## Exercise requirements
Report every line in the listing below where the string "Revista" shows up.

-- BEGIN Records for the task --

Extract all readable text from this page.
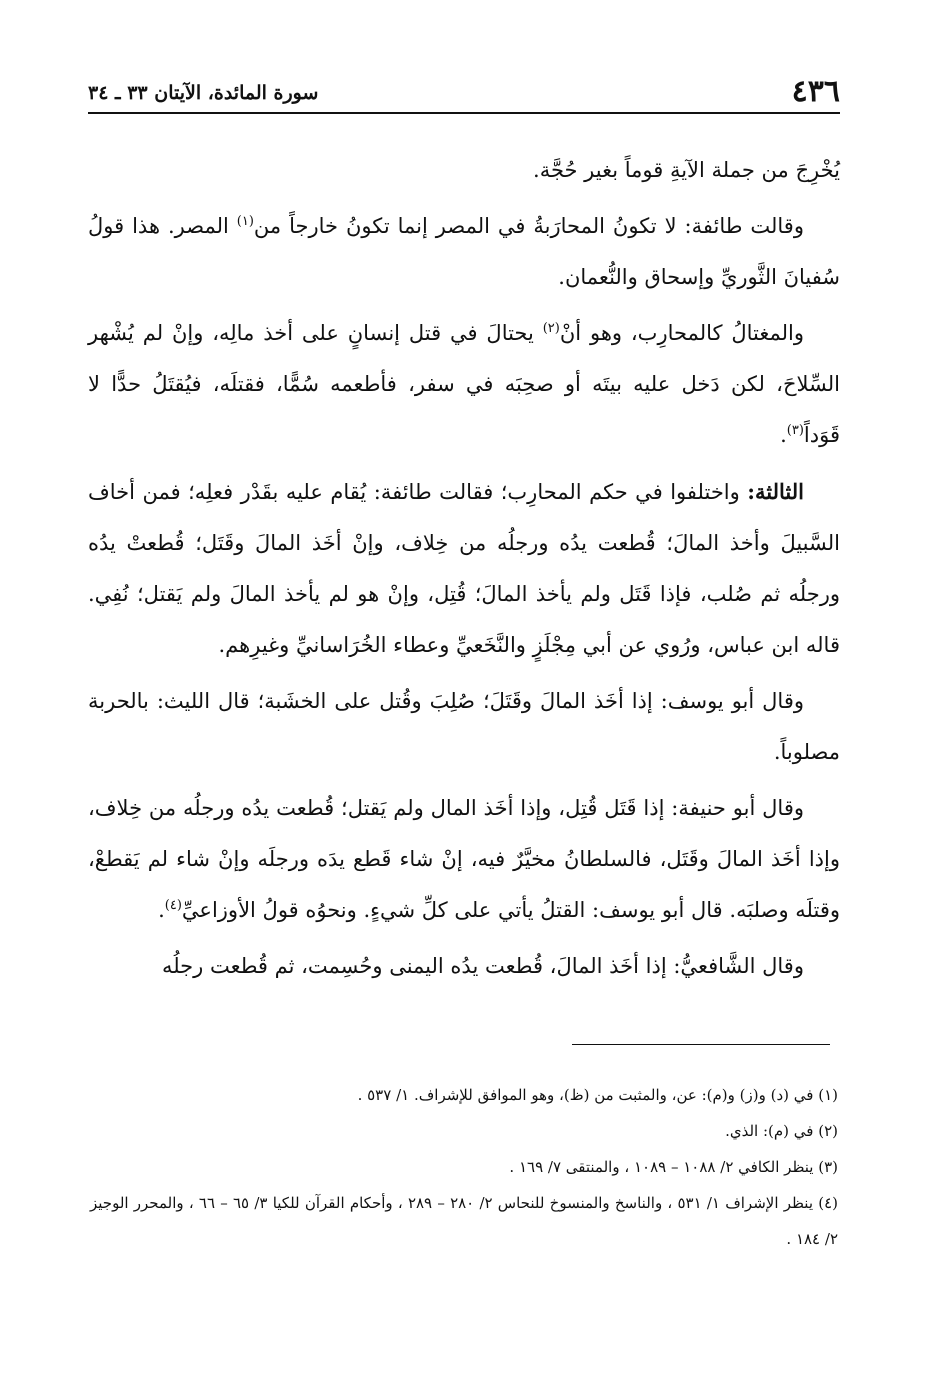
٤٣٦
سورة المائدة، الآيتان ٣٣ ـ ٣٤

يُخْرِجَ من جملة الآيةِ قوماً بغير حُجَّة.

وقالت طائفة: لا تكونُ المحارَبةُ في المصر إنما تكونُ خارجاً من$^{(١)}$ المصر. هذا قولُ سُفيانَ الثَّوريِّ وإسحاق والنُّعمان.

والمغتالُ كالمحارِب، وهو أنْ$^{(٢)}$ يحتالَ في قتل إنسانٍ على أخذ مالِه، وإنْ لم يُشْهر السِّلاحَ، لكن دَخل عليه بيتَه أو صحِبَه في سفر، فأطعمه سُمًّا، فقتلَه، فيُقتَلُ حدًّا لا قَوَداً$^{(٣)}$.

الثالثة: واختلفوا في حكم المحارِب؛ فقالت طائفة: يُقام عليه بقَدْر فعلِه؛ فمن أخاف السَّبيلَ وأخذ المالَ؛ قُطعت يدُه ورجلُه من خِلاف، وإنْ أخَذ المالَ وقَتَل؛ قُطعتْ يدُه ورجلُه ثم صُلب، فإذا قَتَل ولم يأخذ المالَ؛ قُتِل، وإنْ هو لم يأخذ المالَ ولم يَقتل؛ نُفِي. قاله ابن عباس، ورُوي عن أبي مِجْلَزٍ والنَّخَعيِّ وعطاء الخُرَاسانيِّ وغيرِهم.

وقال أبو يوسف: إذا أخَذ المالَ وقَتَلَ؛ صُلِبَ وقُتل على الخشَبة؛ قال الليث: بالحربة مصلوباً.

وقال أبو حنيفة: إذا قَتَل قُتِل، وإذا أخَذ المال ولم يَقتل؛ قُطعت يدُه ورجلُه من خِلاف، وإذا أخَذ المالَ وقَتَل، فالسلطانُ مخيَّرٌ فيه، إنْ شاء قَطع يدَه ورجلَه وإنْ شاء لم يَقطعْ، وقتلَه وصلبَه. قال أبو يوسف: القتلُ يأتي على كلِّ شيءٍ. ونحوُه قولُ الأوزاعيِّ$^{(٤)}$.

وقال الشَّافعيُّ: إذا أخَذ المالَ، قُطعت يدُه اليمنى وحُسِمت، ثم قُطعت رجلُه

(١) في (د) و(ز) و(م): عن، والمثبت من (ظ)، وهو الموافق للإشراف. ١/ ٥٣٧ .
(٢) في (م): الذي.
(٣) ينظر الكافي ٢/ ١٠٨٨ – ١٠٨٩ ، والمنتقى ٧/ ١٦٩ .
(٤) ينظر الإشراف ١/ ٥٣١ ، والناسخ والمنسوخ للنحاس ٢/ ٢٨٠ – ٢٨٩ ، وأحكام القرآن للكيا ٣/ ٦٥ – ٦٦ ، والمحرر الوجيز ٢/ ١٨٤ .
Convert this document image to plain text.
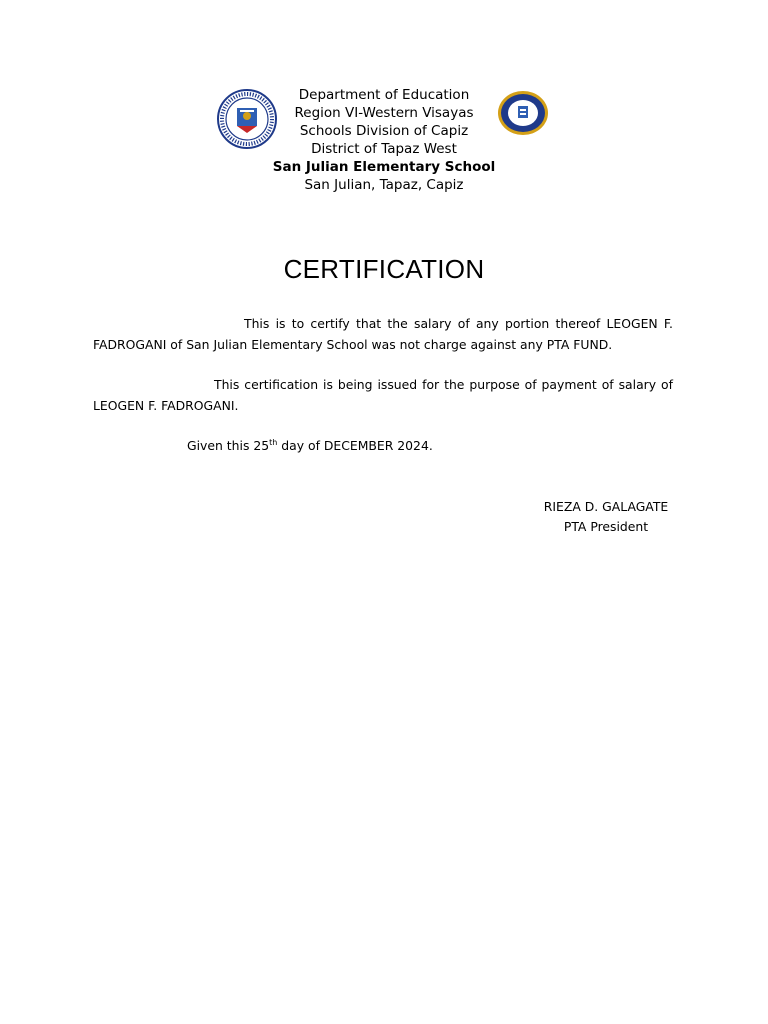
Department of Education
Region VI-Western Visayas
Schools Division of Capiz
District of Tapaz West
San Julian Elementary School
San Julian, Tapaz, Capiz
CERTIFICATION
This is to certify that the salary of any portion thereof LEOGEN F. FADROGANI of San Julian Elementary School was not charge against any PTA FUND.
This certification is being issued for the purpose of payment of salary of LEOGEN F. FADROGANI.
Given this 25th day of DECEMBER 2024.
RIEZA D. GALAGATE
PTA President
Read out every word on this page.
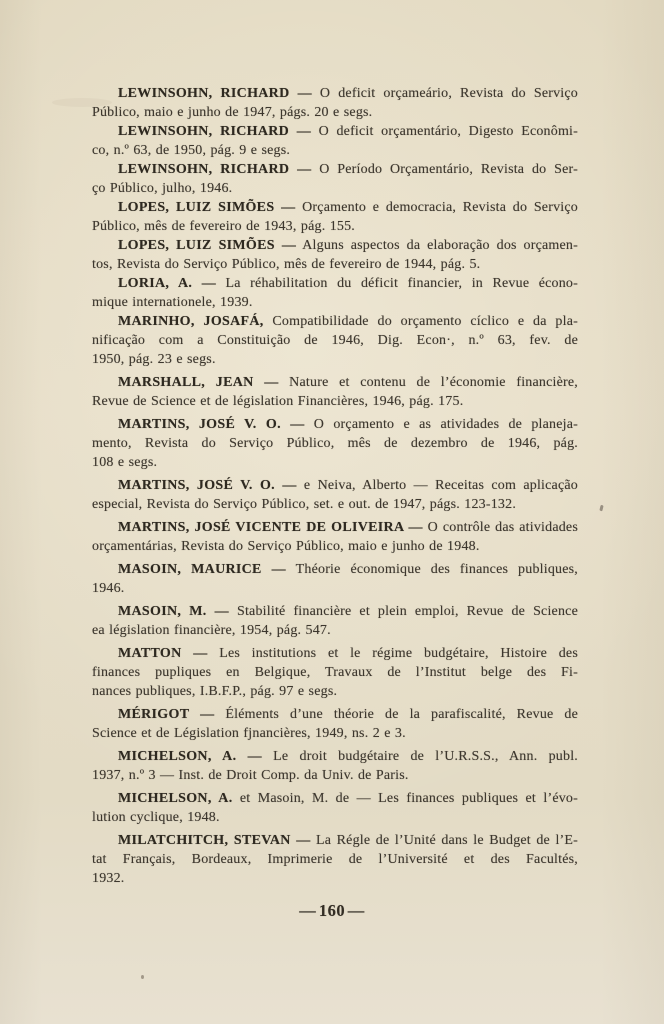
LEWINSOHN, RICHARD — O deficit orçameário, Revista do Serviço
Público, maio e junho de 1947, págs. 20 e segs.
LEWINSOHN, RICHARD — O deficit orçamentário, Digesto Econômi-
co, n.º 63, de 1950, pág. 9 e segs.
LEWINSOHN, RICHARD — O Período Orçamentário, Revista do Ser-
ço Público, julho, 1946.
LOPES, LUIZ SIMÕES — Orçamento e democracia, Revista do Serviço
Público, mês de fevereiro de 1943, pág. 155.
LOPES, LUIZ SIMÕES — Alguns aspectos da elaboração dos orçamen-
tos, Revista do Serviço Público, mês de fevereiro de 1944, pág. 5.
LORIA, A. — La réhabilitation du déficit financier, in Revue écono-
mique internationele, 1939.
MARINHO, JOSAFÁ, Compatibilidade do orçamento cíclico e da pla-
nificação com a Constituição de 1946, Dig. Econ·, n.º 63, fev. de
1950, pág. 23 e segs.
MARSHALL, JEAN — Nature et contenu de l’économie financière,
Revue de Science et de législation Financières, 1946, pág. 175.
MARTINS, JOSÉ V. O. — O orçamento e as atividades de planeja-
mento, Revista do Serviço Público, mês de dezembro de 1946, pág.
108 e segs.
MARTINS, JOSÉ V. O. — e Neiva, Alberto — Receitas com aplicação
especial, Revista do Serviço Público, set. e out. de 1947, págs. 123-132.
MARTINS, JOSÉ VICENTE DE OLIVEIRA — O contrôle das atividades
orçamentárias, Revista do Serviço Público, maio e junho de 1948.
MASOIN, MAURICE — Théorie économique des finances publiques,
1946.
MASOIN, M. — Stabilité financière et plein emploi, Revue de Science
ea législation financière, 1954, pág. 547.
MATTON — Les institutions et le régime budgétaire, Histoire des
finances pupliques en Belgique, Travaux de l’Institut belge des Fi-
nances publiques, I.B.F.P., pág. 97 e segs.
MÉRIGOT — Éléments d’une théorie de la parafiscalité, Revue de
Science et de Législation fjnancières, 1949, ns. 2 e 3.
MICHELSON, A. — Le droit budgétaire de l’U.R.S.S., Ann. publ.
1937, n.º 3 — Inst. de Droit Comp. da Univ. de Paris.
MICHELSON, A. et Masoin, M. de — Les finances publiques et l’évo-
lution cyclique, 1948.
MILATCHITCH, STEVAN — La Régle de l’Unité dans le Budget de l’E-
tat Français, Bordeaux, Imprimerie de l’Université et des Facultés,
1932.
— 160 —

-- END Records for the task --

## Exercise response
LEWINSOHN, RICHARD — O deficit orçameário, Revista do Serviço
LEWINSOHN, RICHARD — O Período Orçamentário, Revista do Ser-
LOPES, LUIZ SIMÕES — Orçamento e democracia, Revista do Serviço
tos, Revista do Serviço Público, mês de fevereiro de 1944, pág. 5.
mento, Revista do Serviço Público, mês de dezembro de 1946, pág.
especial, Revista do Serviço Público, set. e out. de 1947, págs. 123-132.
orçamentárias, Revista do Serviço Público, maio e junho de 1948.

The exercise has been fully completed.